Page image transcription data
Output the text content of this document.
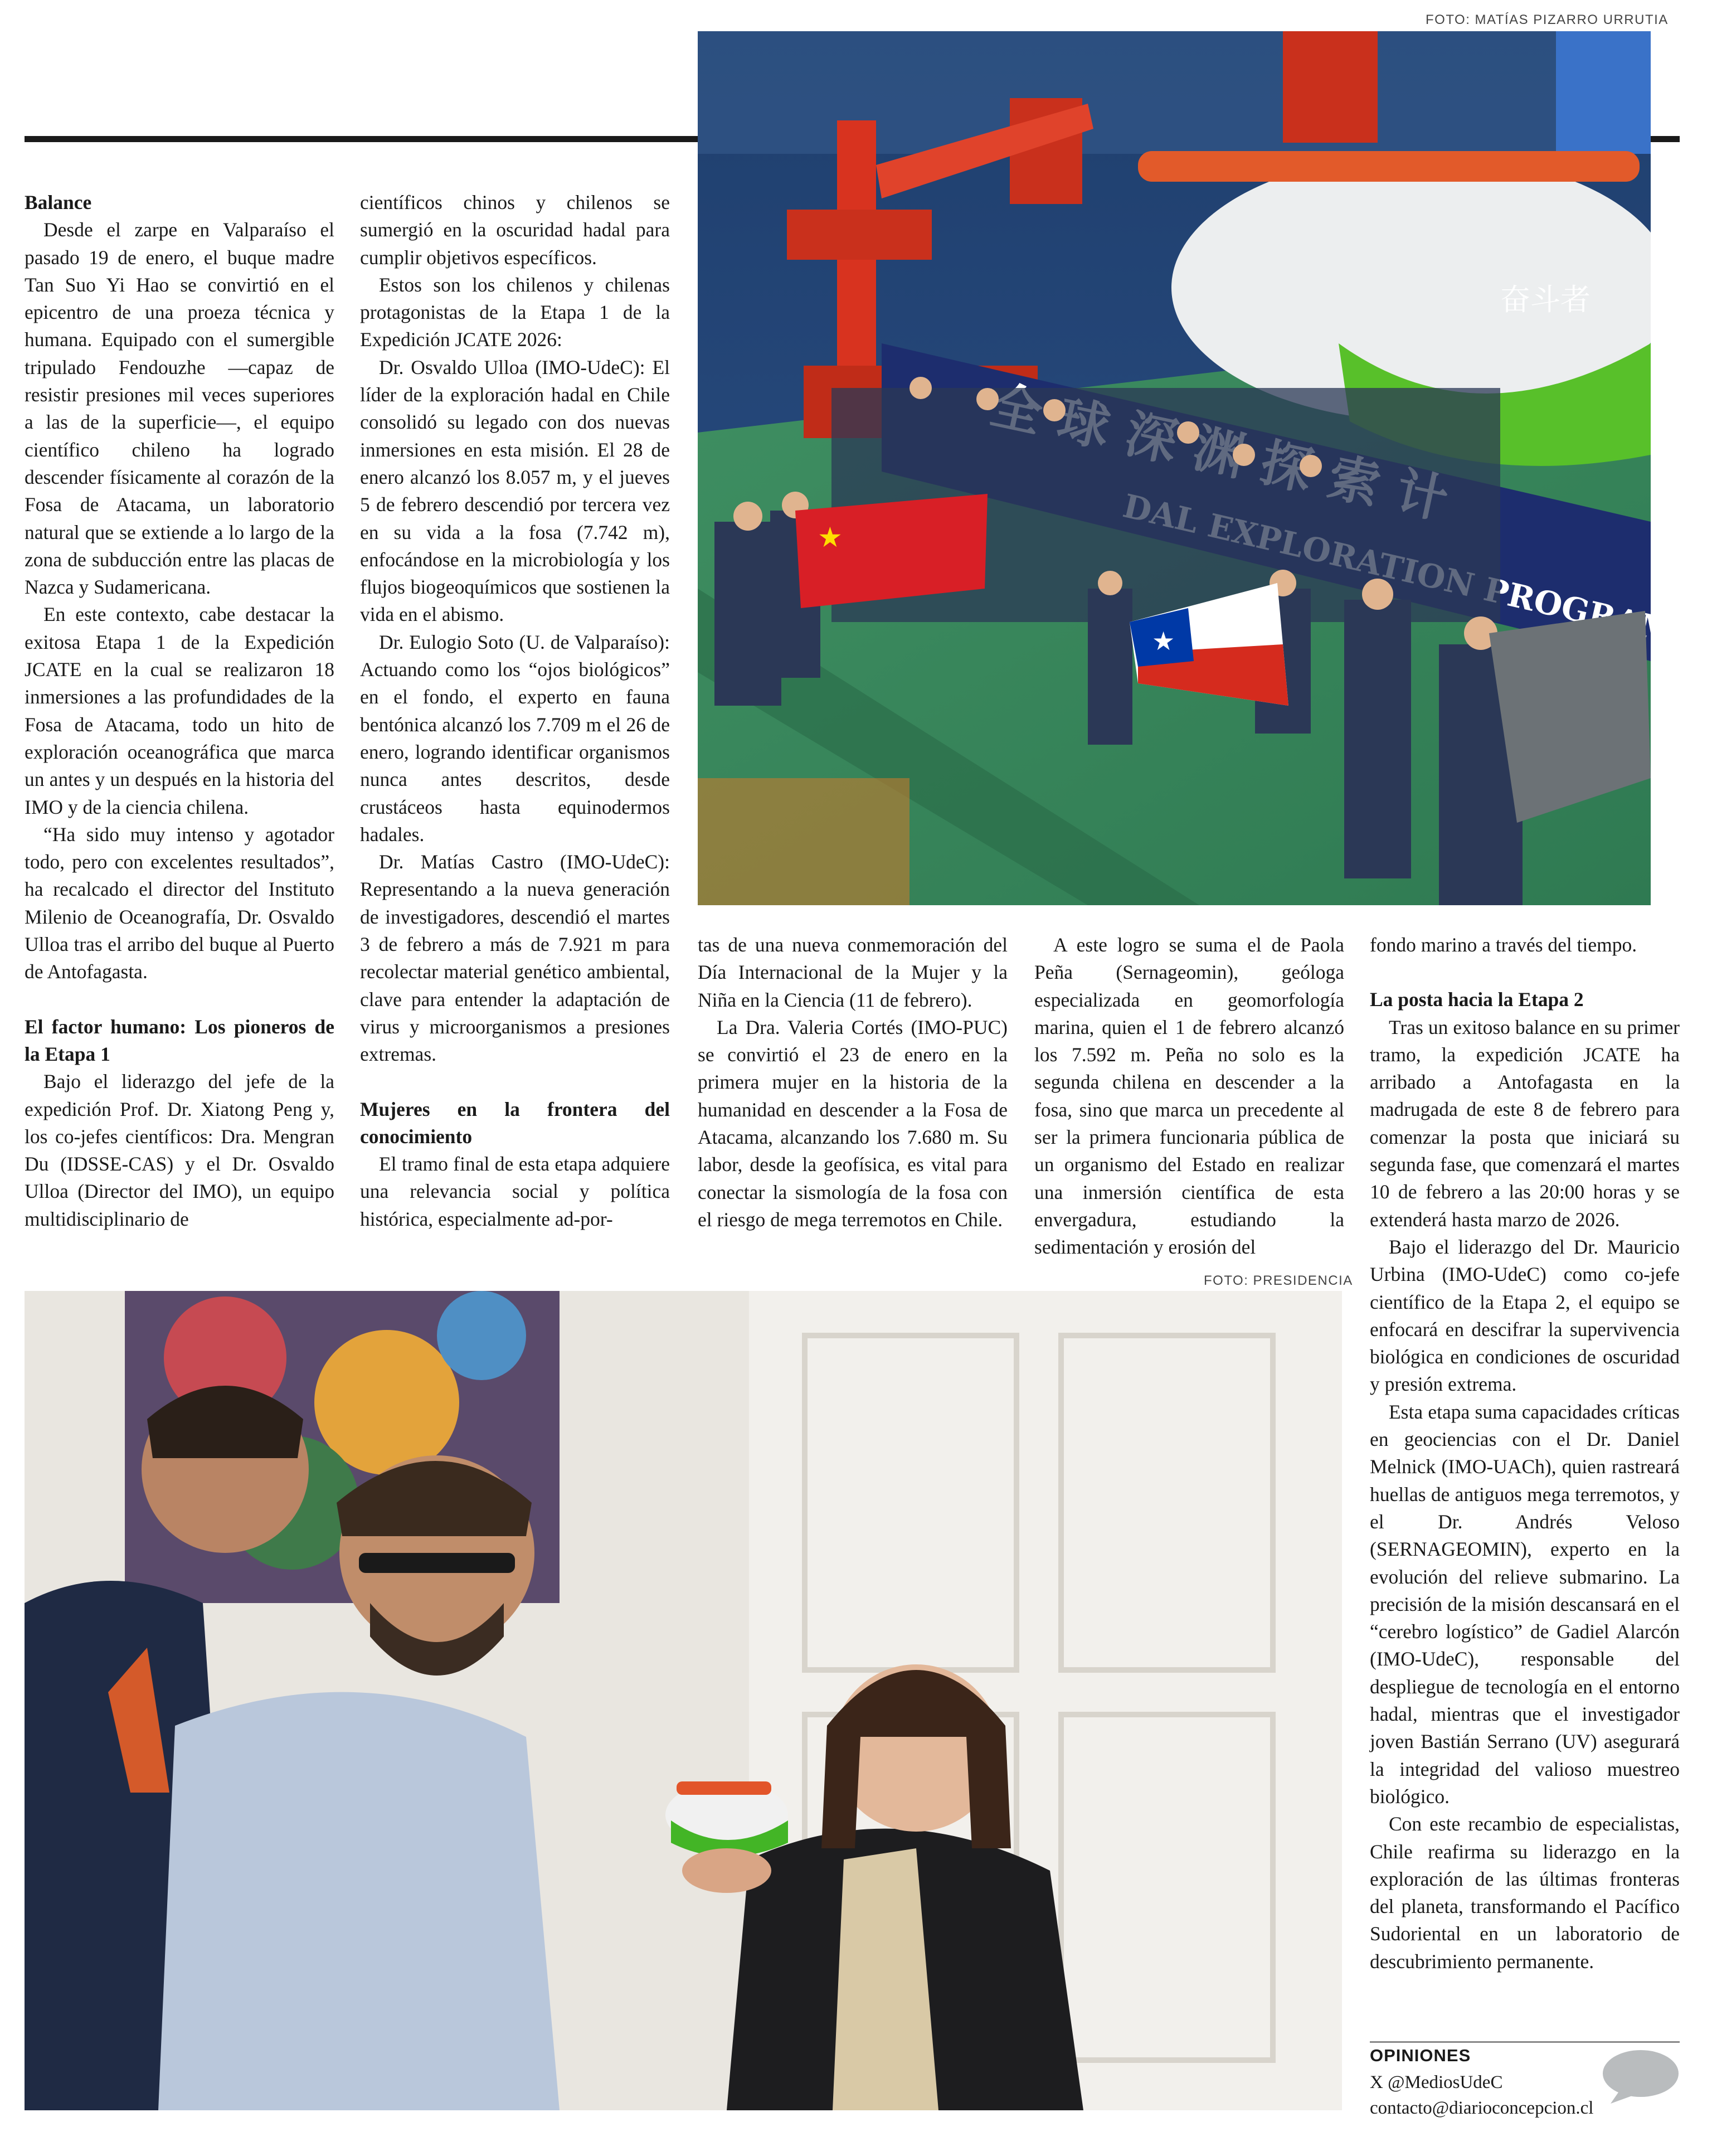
FOTO: MATÍAS PIZARRO URRUTIA
奋斗者
PROGRAMME
★
★

Balance

Desde el zarpe en Valparaíso el pasado 19 de enero, el buque madre Tan Suo Yi Hao se convirtió en el epicentro de una proeza técnica y humana. Equipado con el sumergible tripulado Fendouzhe —capaz de resistir presiones mil veces superiores a las de la superficie—, el equipo científico chileno ha logrado descender físicamente al corazón de la Fosa de Atacama, un laboratorio natural que se extiende a lo largo de la zona de subducción entre las placas de Nazca y Sudamericana.

En este contexto, cabe destacar la exitosa Etapa 1 de la Expedición JCATE en la cual se realizaron 18 inmersiones a las profundidades de la Fosa de Atacama, todo un hito de exploración oceanográfica que marca un antes y un después en la historia del IMO y de la ciencia chilena.

“Ha sido muy intenso y agotador todo, pero con excelentes resultados”, ha recalcado el director del Instituto Milenio de Oceanografía, Dr. Osvaldo Ulloa tras el arribo del buque al Puerto de Antofagasta.

El factor humano: Los pioneros de la Etapa 1

Bajo el liderazgo del jefe de la expedición Prof. Dr. Xiatong Peng y, los co-jefes científicos: Dra. Mengran Du (IDSSE-CAS) y el Dr. Osvaldo Ulloa (Director del IMO), un equipo multidisciplinario de

científicos chinos y chilenos se sumergió en la oscuridad hadal para cumplir objetivos específicos.

Estos son los chilenos y chilenas protagonistas de la Etapa 1 de la Expedición JCATE 2026:

Dr. Osvaldo Ulloa (IMO-UdeC): El líder de la exploración hadal en Chile consolidó su legado con dos nuevas inmersiones en esta misión. El 28 de enero alcanzó los 8.057 m, y el jueves 5 de febrero descendió por tercera vez en su vida a la fosa (7.742 m), enfocándose en la microbiología y los flujos biogeoquímicos que sostienen la vida en el abismo.

Dr. Eulogio Soto (U. de Valparaíso): Actuando como los “ojos biológicos” en el fondo, el experto en fauna bentónica alcanzó los 7.709 m el 26 de enero, logrando identificar organismos nunca antes descritos, desde crustáceos hasta equinodermos hadales.

Dr. Matías Castro (IMO-UdeC): Representando a la nueva generación de investigadores, descendió el martes 3 de febrero a más de 7.921 m para recolectar material genético ambiental, clave para entender la adaptación de virus y microorganismos a presiones extremas.

Mujeres en la frontera del conocimiento

El tramo final de esta etapa adquiere una relevancia social y política histórica, especialmente ad-por-

tas de una nueva conmemoración del Día Internacional de la Mujer y la Niña en la Ciencia (11 de febrero).

La Dra. Valeria Cortés (IMO-PUC) se convirtió el 23 de enero en la primera mujer en la historia de la humanidad en descender a la Fosa de Atacama, alcanzando los 7.680 m. Su labor, desde la geofísica, es vital para conectar la sismología de la fosa con el riesgo de mega terremotos en Chile.

A este logro se suma el de Paola Peña (Sernageomin), geóloga especializada en geomorfología marina, quien el 1 de febrero alcanzó los 7.592 m. Peña no solo es la segunda chilena en descender a la fosa, sino que marca un precedente al ser la primera funcionaria pública de un organismo del Estado en realizar una inmersión científica de esta envergadura, estudiando la sedimentación y erosión del

FOTO: PRESIDENCIA

fondo marino a través del tiempo.

La posta hacia la Etapa 2

Tras un exitoso balance en su primer tramo, la expedición JCATE ha arribado a Antofagasta en la madrugada de este 8 de febrero para comenzar la posta que iniciará su segunda fase, que comenzará el martes 10 de febrero a las 20:00 horas y se extenderá hasta marzo de 2026.

Bajo el liderazgo del Dr. Mauricio Urbina (IMO-UdeC) como co-jefe científico de la Etapa 2, el equipo se enfocará en descifrar la supervivencia biológica en condiciones de oscuridad y presión extrema.

Esta etapa suma capacidades críticas en geociencias con el Dr. Daniel Melnick (IMO-UACh), quien rastreará huellas de antiguos mega terremotos, y el Dr. Andrés Veloso (SERNAGEOMIN), experto en la evolución del relieve submarino. La precisión de la misión descansará en el “cerebro logístico” de Gadiel Alarcón (IMO-UdeC), responsable del despliegue de tecnología en el entorno hadal, mientras que el investigador joven Bastián Serrano (UV) asegurará la integridad del valioso muestreo biológico.

Con este recambio de especialistas, Chile reafirma su liderazgo en la exploración de las últimas fronteras del planeta, transformando el Pacífico Sudoriental en un laboratorio de descubrimiento permanente.

OPINIONES
X @MediosUdeC
contacto@diarioconcepcion.cl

◆ What you have to do:
The data above must be given back verbatim, minus its images.

◆ Finished exercise:
Output the text content of this document.
FOTO: MATÍAS PIZARRO URRUTIA
奋斗者
PROGRAMME
★
★

Balance

Desde el zarpe en Valparaíso el pasado 19 de enero, el buque madre Tan Suo Yi Hao se convirtió en el epicentro de una proeza técnica y humana. Equipado con el sumergible tripulado Fendouzhe —capaz de resistir presiones mil veces superiores a las de la superficie—, el equipo científico chileno ha logrado descender físicamente al corazón de la Fosa de Atacama, un laboratorio natural que se extiende a lo largo de la zona de subducción entre las placas de Nazca y Sudamericana.

En este contexto, cabe destacar la exitosa Etapa 1 de la Expedición JCATE en la cual se realizaron 18 inmersiones a las profundidades de la Fosa de Atacama, todo un hito de exploración oceanográfica que marca un antes y un después en la historia del IMO y de la ciencia chilena.

“Ha sido muy intenso y agotador todo, pero con excelentes resultados”, ha recalcado el director del Instituto Milenio de Oceanografía, Dr. Osvaldo Ulloa tras el arribo del buque al Puerto de Antofagasta.

El factor humano: Los pioneros de la Etapa 1

Bajo el liderazgo del jefe de la expedición Prof. Dr. Xiatong Peng y, los co-jefes científicos: Dra. Mengran Du (IDSSE-CAS) y el Dr. Osvaldo Ulloa (Director del IMO), un equipo multidisciplinario de

científicos chinos y chilenos se sumergió en la oscuridad hadal para cumplir objetivos específicos.

Estos son los chilenos y chilenas protagonistas de la Etapa 1 de la Expedición JCATE 2026:

Dr. Osvaldo Ulloa (IMO-UdeC): El líder de la exploración hadal en Chile consolidó su legado con dos nuevas inmersiones en esta misión. El 28 de enero alcanzó los 8.057 m, y el jueves 5 de febrero descendió por tercera vez en su vida a la fosa (7.742 m), enfocándose en la microbiología y los flujos biogeoquímicos que sostienen la vida en el abismo.

Dr. Eulogio Soto (U. de Valparaíso): Actuando como los “ojos biológicos” en el fondo, el experto en fauna bentónica alcanzó los 7.709 m el 26 de enero, logrando identificar organismos nunca antes descritos, desde crustáceos hasta equinodermos hadales.

Dr. Matías Castro (IMO-UdeC): Representando a la nueva generación de investigadores, descendió el martes 3 de febrero a más de 7.921 m para recolectar material genético ambiental, clave para entender la adaptación de virus y microorganismos a presiones extremas.

Mujeres en la frontera del conocimiento

El tramo final de esta etapa adquiere una relevancia social y política histórica, especialmente ad-por-

tas de una nueva conmemoración del Día Internacional de la Mujer y la Niña en la Ciencia (11 de febrero).

La Dra. Valeria Cortés (IMO-PUC) se convirtió el 23 de enero en la primera mujer en la historia de la humanidad en descender a la Fosa de Atacama, alcanzando los 7.680 m. Su labor, desde la geofísica, es vital para conectar la sismología de la fosa con el riesgo de mega terremotos en Chile.

A este logro se suma el de Paola Peña (Sernageomin), geóloga especializada en geomorfología marina, quien el 1 de febrero alcanzó los 7.592 m. Peña no solo es la segunda chilena en descender a la fosa, sino que marca un precedente al ser la primera funcionaria pública de un organismo del Estado en realizar una inmersión científica de esta envergadura, estudiando la sedimentación y erosión del

FOTO: PRESIDENCIA

fondo marino a través del tiempo.

La posta hacia la Etapa 2

Tras un exitoso balance en su primer tramo, la expedición JCATE ha arribado a Antofagasta en la madrugada de este 8 de febrero para comenzar la posta que iniciará su segunda fase, que comenzará el martes 10 de febrero a las 20:00 horas y se extenderá hasta marzo de 2026.

Bajo el liderazgo del Dr. Mauricio Urbina (IMO-UdeC) como co-jefe científico de la Etapa 2, el equipo se enfocará en descifrar la supervivencia biológica en condiciones de oscuridad y presión extrema.

Esta etapa suma capacidades críticas en geociencias con el Dr. Daniel Melnick (IMO-UACh), quien rastreará huellas de antiguos mega terremotos, y el Dr. Andrés Veloso (SERNAGEOMIN), experto en la evolución del relieve submarino. La precisión de la misión descansará en el “cerebro logístico” de Gadiel Alarcón (IMO-UdeC), responsable del despliegue de tecnología en el entorno hadal, mientras que el investigador joven Bastián Serrano (UV) asegurará la integridad del valioso muestreo biológico.

Con este recambio de especialistas, Chile reafirma su liderazgo en la exploración de las últimas fronteras del planeta, transformando el Pacífico Sudoriental en un laboratorio de descubrimiento permanente.

OPINIONES
X @MediosUdeC
contacto@diarioconcepcion.cl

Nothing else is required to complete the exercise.